§ Zu erledigen
Aktualisiere die Zeilen vom Anfang der Dateneinträge bis einschließlich der Zeile mit „- x-tick-label: 70: [217, 399, 228, 411]“, indem du überall „bar-feedback“ durch „bar-comment“ ersetzt. Gib nur diese Zeilen wieder und lass alles andere unverändert.

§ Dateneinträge
····················
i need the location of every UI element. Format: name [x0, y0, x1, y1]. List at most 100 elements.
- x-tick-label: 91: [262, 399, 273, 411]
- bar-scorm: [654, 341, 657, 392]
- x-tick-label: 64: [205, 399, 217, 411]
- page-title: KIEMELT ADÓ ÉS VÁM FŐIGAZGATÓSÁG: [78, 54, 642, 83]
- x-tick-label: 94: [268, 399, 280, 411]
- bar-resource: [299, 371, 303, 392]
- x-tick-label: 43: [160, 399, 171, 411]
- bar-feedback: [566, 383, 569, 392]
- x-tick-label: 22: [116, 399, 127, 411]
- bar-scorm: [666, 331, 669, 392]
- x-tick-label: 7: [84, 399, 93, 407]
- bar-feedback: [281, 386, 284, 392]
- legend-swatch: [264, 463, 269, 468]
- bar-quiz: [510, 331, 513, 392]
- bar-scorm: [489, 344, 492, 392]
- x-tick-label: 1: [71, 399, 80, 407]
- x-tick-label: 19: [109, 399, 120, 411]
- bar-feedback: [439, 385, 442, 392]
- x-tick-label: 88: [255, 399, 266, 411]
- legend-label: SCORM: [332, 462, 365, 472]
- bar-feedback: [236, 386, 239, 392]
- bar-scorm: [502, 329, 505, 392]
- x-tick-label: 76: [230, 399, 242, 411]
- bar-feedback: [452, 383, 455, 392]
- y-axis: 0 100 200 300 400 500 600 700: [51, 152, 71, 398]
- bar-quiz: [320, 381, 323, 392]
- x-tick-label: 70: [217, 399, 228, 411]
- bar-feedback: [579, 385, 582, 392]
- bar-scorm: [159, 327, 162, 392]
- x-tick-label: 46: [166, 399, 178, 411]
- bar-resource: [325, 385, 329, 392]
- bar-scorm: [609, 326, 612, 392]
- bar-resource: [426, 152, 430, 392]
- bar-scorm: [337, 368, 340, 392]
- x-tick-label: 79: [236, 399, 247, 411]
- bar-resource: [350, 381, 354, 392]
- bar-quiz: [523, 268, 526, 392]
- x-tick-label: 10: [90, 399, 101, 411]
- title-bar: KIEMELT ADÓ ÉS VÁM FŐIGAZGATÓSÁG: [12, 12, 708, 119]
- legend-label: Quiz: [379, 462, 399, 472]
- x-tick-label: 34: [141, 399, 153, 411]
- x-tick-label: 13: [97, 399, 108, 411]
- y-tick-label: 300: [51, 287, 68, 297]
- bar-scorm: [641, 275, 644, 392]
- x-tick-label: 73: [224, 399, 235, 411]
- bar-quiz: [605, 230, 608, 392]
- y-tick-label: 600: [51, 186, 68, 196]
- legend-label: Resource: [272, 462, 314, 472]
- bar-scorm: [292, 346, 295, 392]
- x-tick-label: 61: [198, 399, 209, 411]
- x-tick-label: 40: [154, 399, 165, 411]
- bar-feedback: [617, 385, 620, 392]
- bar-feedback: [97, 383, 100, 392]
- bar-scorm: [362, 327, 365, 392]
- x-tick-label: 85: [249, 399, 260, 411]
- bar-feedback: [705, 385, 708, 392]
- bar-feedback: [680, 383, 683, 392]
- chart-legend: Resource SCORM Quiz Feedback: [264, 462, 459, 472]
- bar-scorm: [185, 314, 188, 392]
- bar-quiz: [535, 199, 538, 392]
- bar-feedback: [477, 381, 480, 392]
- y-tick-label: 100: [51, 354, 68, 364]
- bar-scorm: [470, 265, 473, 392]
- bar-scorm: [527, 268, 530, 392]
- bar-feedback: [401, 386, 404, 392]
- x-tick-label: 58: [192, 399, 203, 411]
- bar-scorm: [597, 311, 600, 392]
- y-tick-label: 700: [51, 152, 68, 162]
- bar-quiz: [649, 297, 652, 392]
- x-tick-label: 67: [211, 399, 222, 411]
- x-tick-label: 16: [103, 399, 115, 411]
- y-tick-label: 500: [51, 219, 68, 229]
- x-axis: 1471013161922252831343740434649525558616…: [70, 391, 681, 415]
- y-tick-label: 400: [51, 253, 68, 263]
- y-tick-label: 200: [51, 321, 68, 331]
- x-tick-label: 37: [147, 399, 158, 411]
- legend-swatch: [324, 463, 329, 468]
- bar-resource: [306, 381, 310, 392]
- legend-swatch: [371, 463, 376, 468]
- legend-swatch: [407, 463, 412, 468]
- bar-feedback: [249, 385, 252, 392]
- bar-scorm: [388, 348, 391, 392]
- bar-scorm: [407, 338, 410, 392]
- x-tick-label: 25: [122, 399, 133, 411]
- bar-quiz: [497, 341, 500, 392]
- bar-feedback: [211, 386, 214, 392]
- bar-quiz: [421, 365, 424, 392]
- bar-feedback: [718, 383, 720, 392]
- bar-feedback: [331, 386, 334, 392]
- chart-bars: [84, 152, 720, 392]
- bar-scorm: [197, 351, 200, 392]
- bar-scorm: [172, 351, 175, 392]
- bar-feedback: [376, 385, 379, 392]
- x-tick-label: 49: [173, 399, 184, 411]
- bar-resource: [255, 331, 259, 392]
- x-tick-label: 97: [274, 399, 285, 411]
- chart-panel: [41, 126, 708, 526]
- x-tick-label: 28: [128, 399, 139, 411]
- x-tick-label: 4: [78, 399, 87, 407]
····················
§ Die Lösung
i need the location of every UI element. Format: name [x0, y0, x1, y1]. List at most 100 elements.
- x-tick-label: 91: [262, 399, 273, 411]
- bar-scorm: [654, 341, 657, 392]
- x-tick-label: 64: [205, 399, 217, 411]
- page-title: KIEMELT ADÓ ÉS VÁM FŐIGAZGATÓSÁG: [78, 54, 642, 83]
- x-tick-label: 94: [268, 399, 280, 411]
- bar-resource: [299, 371, 303, 392]
- x-tick-label: 43: [160, 399, 171, 411]
- bar-comment: [566, 383, 569, 392]
- x-tick-label: 22: [116, 399, 127, 411]
- bar-scorm: [666, 331, 669, 392]
- x-tick-label: 7: [84, 399, 93, 407]
- bar-comment: [281, 386, 284, 392]
- legend-swatch: [264, 463, 269, 468]
- bar-quiz: [510, 331, 513, 392]
- bar-scorm: [489, 344, 492, 392]
- x-tick-label: 1: [71, 399, 80, 407]
- x-tick-label: 19: [109, 399, 120, 411]
- bar-comment: [439, 385, 442, 392]
- x-tick-label: 88: [255, 399, 266, 411]
- legend-label: SCORM: [332, 462, 365, 472]
- bar-comment: [236, 386, 239, 392]
- bar-scorm: [502, 329, 505, 392]
- x-tick-label: 76: [230, 399, 242, 411]
- bar-comment: [452, 383, 455, 392]
- y-axis: 0 100 200 300 400 500 600 700: [51, 152, 71, 398]
- bar-quiz: [320, 381, 323, 392]
- x-tick-label: 70: [217, 399, 228, 411]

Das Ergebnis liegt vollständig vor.